*Collected data entries:*
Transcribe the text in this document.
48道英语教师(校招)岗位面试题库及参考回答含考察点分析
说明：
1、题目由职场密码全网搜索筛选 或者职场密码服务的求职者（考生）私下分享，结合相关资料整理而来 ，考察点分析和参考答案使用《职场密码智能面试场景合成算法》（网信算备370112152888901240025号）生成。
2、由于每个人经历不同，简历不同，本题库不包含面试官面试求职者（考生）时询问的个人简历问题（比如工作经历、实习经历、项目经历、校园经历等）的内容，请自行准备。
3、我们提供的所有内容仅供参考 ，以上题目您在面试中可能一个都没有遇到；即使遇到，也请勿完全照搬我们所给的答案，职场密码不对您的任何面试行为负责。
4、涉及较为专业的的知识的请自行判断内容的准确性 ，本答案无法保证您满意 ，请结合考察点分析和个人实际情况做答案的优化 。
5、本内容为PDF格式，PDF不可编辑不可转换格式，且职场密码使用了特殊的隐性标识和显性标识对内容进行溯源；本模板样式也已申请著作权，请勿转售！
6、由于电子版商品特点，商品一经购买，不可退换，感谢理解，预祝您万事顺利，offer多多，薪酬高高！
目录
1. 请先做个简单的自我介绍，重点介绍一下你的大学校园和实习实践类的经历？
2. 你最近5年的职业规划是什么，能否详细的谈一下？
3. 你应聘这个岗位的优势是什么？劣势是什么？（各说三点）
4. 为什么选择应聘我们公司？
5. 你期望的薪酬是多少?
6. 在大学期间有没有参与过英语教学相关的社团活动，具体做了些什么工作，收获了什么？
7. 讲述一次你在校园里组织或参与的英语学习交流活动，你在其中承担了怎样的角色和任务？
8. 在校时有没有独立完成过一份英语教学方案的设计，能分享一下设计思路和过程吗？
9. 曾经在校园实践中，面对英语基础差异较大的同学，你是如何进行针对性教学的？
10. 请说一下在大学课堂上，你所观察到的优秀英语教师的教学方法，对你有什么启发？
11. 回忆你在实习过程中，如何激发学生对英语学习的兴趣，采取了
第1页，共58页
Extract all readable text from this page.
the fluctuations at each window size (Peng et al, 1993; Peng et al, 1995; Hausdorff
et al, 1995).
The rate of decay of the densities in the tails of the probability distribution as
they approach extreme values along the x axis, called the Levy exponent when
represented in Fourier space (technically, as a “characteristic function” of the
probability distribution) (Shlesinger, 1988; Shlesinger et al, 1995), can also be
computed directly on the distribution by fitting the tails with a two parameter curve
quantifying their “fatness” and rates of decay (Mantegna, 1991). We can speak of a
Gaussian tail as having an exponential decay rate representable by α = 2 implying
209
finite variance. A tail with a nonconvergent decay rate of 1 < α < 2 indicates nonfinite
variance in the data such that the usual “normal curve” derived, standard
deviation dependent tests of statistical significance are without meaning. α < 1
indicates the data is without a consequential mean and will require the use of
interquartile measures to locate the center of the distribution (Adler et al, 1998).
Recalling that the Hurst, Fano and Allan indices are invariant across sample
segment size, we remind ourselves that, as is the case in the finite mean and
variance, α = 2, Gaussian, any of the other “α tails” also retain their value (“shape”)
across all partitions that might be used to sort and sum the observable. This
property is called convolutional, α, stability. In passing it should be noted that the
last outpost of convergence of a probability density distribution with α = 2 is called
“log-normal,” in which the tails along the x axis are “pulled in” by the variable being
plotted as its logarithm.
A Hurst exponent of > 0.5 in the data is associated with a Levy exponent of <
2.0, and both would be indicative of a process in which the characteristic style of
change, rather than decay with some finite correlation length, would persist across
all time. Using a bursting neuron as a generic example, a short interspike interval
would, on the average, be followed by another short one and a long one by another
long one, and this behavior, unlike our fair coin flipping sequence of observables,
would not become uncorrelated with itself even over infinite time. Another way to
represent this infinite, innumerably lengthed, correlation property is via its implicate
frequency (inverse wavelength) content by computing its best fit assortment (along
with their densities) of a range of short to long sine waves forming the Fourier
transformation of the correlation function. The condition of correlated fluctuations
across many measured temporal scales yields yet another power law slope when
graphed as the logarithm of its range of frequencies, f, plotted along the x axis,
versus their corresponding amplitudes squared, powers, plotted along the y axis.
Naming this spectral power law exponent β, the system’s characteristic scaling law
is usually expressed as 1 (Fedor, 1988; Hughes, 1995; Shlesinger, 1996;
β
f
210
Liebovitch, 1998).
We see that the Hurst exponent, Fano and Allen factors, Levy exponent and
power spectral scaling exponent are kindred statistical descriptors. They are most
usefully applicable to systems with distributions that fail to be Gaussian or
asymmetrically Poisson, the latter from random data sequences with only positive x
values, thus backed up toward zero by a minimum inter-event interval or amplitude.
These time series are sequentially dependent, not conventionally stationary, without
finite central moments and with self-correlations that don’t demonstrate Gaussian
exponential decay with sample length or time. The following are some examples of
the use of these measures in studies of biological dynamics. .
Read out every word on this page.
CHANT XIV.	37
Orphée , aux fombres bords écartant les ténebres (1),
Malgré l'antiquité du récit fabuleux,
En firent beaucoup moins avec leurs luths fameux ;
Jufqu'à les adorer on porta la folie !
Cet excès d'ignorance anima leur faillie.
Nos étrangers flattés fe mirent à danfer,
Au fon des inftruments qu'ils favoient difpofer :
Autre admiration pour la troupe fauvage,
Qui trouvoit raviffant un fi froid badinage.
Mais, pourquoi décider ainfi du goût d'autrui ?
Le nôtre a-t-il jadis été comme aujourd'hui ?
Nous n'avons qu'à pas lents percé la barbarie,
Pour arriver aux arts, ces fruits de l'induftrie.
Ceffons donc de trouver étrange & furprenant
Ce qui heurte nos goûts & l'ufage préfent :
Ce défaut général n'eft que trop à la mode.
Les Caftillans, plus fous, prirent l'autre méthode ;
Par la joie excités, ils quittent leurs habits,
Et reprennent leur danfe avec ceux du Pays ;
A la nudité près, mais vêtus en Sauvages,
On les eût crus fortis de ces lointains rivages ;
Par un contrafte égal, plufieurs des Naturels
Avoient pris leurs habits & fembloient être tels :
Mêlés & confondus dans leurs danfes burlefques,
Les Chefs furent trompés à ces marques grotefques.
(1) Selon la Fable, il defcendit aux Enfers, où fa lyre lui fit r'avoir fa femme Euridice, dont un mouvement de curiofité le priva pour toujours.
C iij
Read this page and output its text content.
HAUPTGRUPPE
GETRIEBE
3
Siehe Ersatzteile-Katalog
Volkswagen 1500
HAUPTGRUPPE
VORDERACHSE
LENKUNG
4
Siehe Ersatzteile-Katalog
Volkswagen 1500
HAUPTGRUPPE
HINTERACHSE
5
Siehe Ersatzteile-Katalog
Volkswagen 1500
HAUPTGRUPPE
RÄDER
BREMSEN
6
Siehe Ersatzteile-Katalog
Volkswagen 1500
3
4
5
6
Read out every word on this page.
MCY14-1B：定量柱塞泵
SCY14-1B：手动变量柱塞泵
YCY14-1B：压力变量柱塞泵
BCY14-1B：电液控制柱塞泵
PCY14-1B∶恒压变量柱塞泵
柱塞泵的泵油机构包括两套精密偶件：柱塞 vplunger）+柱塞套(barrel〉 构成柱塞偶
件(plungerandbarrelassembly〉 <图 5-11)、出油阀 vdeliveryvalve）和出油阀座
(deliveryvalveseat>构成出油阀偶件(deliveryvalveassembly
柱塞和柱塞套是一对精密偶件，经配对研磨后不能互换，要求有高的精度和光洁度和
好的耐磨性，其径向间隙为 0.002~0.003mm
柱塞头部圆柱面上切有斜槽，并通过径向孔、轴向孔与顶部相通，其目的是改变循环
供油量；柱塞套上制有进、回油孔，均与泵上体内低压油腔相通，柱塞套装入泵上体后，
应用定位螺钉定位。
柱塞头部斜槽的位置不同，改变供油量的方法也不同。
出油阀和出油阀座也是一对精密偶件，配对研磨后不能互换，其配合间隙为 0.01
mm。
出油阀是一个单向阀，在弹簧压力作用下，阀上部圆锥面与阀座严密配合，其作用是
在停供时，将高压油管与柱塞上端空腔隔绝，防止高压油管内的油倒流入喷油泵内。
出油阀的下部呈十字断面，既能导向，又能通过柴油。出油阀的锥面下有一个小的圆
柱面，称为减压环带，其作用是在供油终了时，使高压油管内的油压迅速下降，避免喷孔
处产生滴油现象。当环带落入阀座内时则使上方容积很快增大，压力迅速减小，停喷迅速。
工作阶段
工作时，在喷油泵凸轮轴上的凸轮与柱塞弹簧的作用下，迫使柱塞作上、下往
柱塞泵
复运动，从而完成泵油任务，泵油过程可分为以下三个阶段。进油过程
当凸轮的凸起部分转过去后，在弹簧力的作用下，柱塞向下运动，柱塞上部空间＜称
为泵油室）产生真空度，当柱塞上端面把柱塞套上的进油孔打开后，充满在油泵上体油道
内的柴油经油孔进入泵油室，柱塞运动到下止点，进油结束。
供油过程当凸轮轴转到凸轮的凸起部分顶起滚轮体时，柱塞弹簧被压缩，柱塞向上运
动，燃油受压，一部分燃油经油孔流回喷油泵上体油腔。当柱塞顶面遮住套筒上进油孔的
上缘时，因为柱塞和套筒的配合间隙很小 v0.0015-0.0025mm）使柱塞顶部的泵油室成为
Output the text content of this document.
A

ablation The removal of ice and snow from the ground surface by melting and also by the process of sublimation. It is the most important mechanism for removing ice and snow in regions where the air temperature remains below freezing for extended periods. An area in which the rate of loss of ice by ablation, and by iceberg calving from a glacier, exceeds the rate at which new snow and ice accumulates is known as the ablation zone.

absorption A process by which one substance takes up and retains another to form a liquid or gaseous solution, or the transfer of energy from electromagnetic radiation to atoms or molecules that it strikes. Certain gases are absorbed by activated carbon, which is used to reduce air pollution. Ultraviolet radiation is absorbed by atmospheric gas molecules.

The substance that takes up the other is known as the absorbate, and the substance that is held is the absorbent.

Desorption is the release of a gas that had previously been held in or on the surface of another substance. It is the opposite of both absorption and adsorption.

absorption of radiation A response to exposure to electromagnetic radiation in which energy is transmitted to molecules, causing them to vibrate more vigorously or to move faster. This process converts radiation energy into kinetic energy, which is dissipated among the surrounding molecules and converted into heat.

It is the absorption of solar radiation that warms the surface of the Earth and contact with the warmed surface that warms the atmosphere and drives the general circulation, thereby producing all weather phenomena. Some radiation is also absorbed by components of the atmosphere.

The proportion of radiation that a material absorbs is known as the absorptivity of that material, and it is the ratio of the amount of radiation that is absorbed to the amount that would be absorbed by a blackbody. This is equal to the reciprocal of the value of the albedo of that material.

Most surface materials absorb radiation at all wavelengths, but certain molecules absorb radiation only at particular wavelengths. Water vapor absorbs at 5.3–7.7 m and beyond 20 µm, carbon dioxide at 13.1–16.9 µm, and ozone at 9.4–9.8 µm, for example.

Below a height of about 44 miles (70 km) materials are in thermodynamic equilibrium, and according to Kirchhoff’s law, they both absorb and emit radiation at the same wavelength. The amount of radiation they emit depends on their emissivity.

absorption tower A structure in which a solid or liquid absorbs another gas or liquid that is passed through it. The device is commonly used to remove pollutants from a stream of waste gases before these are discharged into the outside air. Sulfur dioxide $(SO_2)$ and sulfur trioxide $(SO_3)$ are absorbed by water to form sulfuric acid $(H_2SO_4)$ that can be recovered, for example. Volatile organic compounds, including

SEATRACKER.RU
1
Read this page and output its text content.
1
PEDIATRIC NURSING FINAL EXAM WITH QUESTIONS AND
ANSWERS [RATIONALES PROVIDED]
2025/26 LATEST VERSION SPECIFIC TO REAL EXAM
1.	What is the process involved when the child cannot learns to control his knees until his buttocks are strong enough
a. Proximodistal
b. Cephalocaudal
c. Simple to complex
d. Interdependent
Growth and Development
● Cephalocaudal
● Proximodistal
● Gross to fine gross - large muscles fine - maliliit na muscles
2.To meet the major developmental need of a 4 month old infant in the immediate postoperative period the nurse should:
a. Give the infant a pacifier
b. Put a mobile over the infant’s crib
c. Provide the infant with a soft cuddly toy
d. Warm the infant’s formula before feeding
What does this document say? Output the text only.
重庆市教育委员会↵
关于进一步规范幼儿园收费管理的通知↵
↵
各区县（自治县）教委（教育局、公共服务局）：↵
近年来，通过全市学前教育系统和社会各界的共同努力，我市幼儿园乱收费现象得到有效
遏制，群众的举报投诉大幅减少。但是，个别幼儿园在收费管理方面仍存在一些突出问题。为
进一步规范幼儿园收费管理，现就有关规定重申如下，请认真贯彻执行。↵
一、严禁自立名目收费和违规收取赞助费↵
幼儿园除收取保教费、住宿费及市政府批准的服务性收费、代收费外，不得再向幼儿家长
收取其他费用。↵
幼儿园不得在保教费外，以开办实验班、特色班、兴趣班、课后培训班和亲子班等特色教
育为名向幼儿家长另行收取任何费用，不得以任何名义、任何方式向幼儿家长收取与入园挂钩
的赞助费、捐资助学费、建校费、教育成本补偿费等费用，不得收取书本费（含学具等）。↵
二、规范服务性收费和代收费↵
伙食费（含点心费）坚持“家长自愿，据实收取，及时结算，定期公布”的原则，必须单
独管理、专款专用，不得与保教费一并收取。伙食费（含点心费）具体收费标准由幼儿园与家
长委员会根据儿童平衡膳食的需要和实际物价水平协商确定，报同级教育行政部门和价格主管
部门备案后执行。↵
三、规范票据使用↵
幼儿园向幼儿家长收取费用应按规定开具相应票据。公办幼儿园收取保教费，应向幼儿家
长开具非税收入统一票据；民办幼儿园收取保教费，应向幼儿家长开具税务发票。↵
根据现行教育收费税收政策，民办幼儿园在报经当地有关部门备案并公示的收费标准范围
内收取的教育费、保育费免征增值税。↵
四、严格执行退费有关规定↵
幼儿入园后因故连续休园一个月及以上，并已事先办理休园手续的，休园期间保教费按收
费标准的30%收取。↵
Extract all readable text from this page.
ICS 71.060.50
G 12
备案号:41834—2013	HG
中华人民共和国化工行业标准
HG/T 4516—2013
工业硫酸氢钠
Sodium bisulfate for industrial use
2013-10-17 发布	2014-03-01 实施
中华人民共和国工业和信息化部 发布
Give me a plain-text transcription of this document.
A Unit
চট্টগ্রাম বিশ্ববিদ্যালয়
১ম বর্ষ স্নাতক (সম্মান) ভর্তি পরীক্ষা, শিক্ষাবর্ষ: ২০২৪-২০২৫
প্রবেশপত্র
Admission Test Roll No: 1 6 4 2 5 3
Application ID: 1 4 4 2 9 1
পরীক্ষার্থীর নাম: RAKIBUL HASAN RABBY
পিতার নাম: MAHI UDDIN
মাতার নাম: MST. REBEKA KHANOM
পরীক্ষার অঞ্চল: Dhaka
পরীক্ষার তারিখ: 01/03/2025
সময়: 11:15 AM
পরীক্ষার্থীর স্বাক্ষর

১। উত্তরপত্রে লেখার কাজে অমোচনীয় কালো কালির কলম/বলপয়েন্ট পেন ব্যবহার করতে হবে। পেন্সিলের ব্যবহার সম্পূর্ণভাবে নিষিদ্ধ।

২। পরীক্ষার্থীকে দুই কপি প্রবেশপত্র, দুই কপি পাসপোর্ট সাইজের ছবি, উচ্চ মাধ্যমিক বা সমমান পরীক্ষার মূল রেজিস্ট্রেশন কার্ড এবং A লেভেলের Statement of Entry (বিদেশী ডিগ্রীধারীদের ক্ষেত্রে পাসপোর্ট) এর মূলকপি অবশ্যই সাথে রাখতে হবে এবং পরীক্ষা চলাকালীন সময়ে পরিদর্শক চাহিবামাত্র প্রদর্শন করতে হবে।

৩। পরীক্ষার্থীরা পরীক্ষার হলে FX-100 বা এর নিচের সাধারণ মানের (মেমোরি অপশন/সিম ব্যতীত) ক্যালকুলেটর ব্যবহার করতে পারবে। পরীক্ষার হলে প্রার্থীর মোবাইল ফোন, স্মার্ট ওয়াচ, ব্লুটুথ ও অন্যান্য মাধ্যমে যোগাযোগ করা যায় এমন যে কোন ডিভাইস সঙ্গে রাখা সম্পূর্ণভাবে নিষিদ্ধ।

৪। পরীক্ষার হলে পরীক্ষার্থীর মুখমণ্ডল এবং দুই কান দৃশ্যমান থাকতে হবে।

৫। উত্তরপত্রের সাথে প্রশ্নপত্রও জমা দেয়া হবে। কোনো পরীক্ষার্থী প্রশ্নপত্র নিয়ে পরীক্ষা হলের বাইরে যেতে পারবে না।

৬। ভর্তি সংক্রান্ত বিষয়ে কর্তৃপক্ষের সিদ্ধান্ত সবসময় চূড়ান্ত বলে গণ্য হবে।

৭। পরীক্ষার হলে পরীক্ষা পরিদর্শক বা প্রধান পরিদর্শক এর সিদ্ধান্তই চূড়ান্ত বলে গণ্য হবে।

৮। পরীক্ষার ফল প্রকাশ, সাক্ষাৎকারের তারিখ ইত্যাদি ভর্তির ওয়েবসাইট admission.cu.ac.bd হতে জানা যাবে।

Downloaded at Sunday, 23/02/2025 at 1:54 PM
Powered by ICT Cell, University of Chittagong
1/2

*WRITTEN INSTRUCTION:* State the count of lines with the word "without" in them, and write nothing else.

*RESPONSE TO THIS EXERCISE:* 3